- **The problem**
Reproduce the passage on case-control studies below word for word, starting at "Case-control studies are" and ending at "and many diseases.".

- **Text block**
□ □ □

Case-control studies are used primarily to identify risk factors for disease and to attempt to find the causes of disease. The advantage of these studies is that they can be undertaken quickly and are relatively inexpensive. Unlike cohort studies it is not necessary to follow a large number of people for a long period waiting for disease to develop in a few. Case-control studies also allow the identification of risk factors (and/or causes) of rare diseases which are difficult to study with a cohort design (because so few cases occur). They allow the relationship between many potential risk factors and a single disease to be examined, whereas cohort studies can examine the relationship between a single risk factor and many diseases.

However, case-control studies have several major disadvantages which severely restrict their applicability and reliability. The most important of these is their potential to generate spurious associations because of various biases that can be almost impossible to eliminate. Spurious associations are often produced by the action of so-called “confounding variables” but the effect of these can usually be eliminated if they are identified beforehand. Finally because so many possible risk factors can be studied the problem of positive findings arising by chance is a common problem and requires great care to be taken in interpreting studies where an unexpected finding (ie one not hypothesised in advance) has arisen.

The steps in carrying out a case-control study are outlined below:
Recruitment of cases and controls

Methods of recruiting controls vary - common techniques are to randomly select people from the Electoral roll or by random digit dialling. Care must be taken that the selection of controls does not introduce bias - for example if controls are recruited by random digit dialling, then cases who do not own a telephone should be excluded from study - otherwise there may be socioeconomic differences between the groups.

The statistical power of case-control studies can be increased by choosing more than one control for each case - in practice a maximum of 4 controls per case is generally used as increases beyond this number provide little gain in power.

Exposure Ascertainment
The past exposures of cases and controls to factors of interest are generally estimated by administration of a questionnaire to both groups. Other information such as employer’s records may be used to estimate workplace exposures. It is important that the same type of information source is used for cases and controls so that the level of detail and accuracy is likely to be the same - for example the use of hospital records for cases and GP records for controls would not be considered valid.

In some studies questionnaires are not used - exposure may be inferred from information such as place of residence at time of diagnosis or death from the disease under study. Such estimates clearly are prone to considerable inaccuracies.

Studies on cancer and other diseases with long latent periods must focus on the relevant time period for exposures. For solid tumours this means that exposures in the range of 20-30 years before diagnosis are relevant, while for haematological cancers (leukemia, lymphoma) the relevant period is most likely to be 2-6 years prior to the onset of disease.

For fatal or incapacitating diseases, the affected person may have died or become too ill to be interviewed. In these cases, a “proxy” interview with the next of kin may be carried out, although this clearly is likely to produce less accurate results in terms of past exposure assessment. Some studies attempt to allow for this by conducting proxy interviews for the control subjects matched to such cases.

As well as including questions about exposure and potential confounding factors, it is common to include negative control questions - for example, if a link is being sought between a rare tumour and a specific herbicide, it is wise to include questions about exposure to a variety of herbicides. Thus a positive result for the herbicide under suspicion will be more plausible if other herbicides have negative results.

□ □ □

- **Data to examine**
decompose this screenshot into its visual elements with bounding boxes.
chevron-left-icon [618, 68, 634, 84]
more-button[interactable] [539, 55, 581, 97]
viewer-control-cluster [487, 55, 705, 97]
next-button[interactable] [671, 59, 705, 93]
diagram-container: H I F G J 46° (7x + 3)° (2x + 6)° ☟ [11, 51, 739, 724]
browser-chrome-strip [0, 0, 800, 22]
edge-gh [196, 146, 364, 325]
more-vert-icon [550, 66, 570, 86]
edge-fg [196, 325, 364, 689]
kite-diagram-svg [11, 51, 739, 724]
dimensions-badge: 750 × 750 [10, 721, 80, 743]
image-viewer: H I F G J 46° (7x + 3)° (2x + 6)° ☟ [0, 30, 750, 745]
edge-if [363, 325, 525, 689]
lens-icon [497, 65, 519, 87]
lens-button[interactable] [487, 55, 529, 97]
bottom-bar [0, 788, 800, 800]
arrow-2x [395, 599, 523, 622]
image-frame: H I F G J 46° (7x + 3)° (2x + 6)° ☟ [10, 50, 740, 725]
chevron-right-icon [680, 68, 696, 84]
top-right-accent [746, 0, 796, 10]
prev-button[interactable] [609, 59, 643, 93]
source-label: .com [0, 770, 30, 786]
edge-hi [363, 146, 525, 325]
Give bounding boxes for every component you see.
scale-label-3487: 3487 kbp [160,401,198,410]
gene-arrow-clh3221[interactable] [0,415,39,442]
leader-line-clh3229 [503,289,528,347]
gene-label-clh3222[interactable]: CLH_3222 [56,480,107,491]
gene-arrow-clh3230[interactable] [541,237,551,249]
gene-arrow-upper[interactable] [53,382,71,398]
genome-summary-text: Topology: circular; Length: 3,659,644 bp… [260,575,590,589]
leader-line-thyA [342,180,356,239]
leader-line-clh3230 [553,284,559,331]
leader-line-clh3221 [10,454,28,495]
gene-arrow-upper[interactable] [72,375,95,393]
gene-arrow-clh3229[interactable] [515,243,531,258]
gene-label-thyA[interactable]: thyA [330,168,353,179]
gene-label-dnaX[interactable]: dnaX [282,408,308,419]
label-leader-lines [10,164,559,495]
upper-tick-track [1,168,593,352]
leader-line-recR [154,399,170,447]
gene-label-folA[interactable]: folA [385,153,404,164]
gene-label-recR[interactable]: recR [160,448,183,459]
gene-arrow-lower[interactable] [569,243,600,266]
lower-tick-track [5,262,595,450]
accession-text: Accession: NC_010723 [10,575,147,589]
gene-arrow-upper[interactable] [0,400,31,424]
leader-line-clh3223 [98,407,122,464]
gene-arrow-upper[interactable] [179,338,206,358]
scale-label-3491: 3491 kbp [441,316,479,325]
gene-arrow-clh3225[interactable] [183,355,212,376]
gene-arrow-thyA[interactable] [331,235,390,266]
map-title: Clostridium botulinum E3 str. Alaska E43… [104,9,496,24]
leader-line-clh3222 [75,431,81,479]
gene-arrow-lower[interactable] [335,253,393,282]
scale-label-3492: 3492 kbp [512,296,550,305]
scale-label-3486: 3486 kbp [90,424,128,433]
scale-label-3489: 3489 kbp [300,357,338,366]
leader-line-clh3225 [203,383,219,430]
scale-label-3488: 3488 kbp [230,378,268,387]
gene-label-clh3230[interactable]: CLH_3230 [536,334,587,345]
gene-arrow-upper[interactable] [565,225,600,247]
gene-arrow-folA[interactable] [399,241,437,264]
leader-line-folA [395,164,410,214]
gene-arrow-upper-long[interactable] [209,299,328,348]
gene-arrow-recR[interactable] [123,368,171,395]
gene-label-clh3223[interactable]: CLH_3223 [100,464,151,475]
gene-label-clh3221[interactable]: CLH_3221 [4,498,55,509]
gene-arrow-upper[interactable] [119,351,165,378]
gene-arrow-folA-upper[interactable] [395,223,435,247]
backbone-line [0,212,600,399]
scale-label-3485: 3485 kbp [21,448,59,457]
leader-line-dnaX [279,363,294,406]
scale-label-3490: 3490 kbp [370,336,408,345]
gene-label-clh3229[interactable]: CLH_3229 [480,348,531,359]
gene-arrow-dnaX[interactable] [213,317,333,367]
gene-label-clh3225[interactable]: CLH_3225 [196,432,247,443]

□ □ □

- **Output of the exercise**
Case-control studies are used primarily to identify risk factors for disease and to attempt to find the causes of disease. The advantage of these studies is that they can be undertaken quickly and are relatively inexpensive. Unlike cohort studies it is not necessary to follow a large number of people for a long period waiting for disease to develop in a few. Case-control studies also allow the identification of risk factors (and/or causes) of rare diseases which are difficult to study with a cohort design (because so few cases occur). They allow the relationship between many potential risk factors and a single disease to be examined, whereas cohort studies can examine the relationship between a single risk factor and many diseases.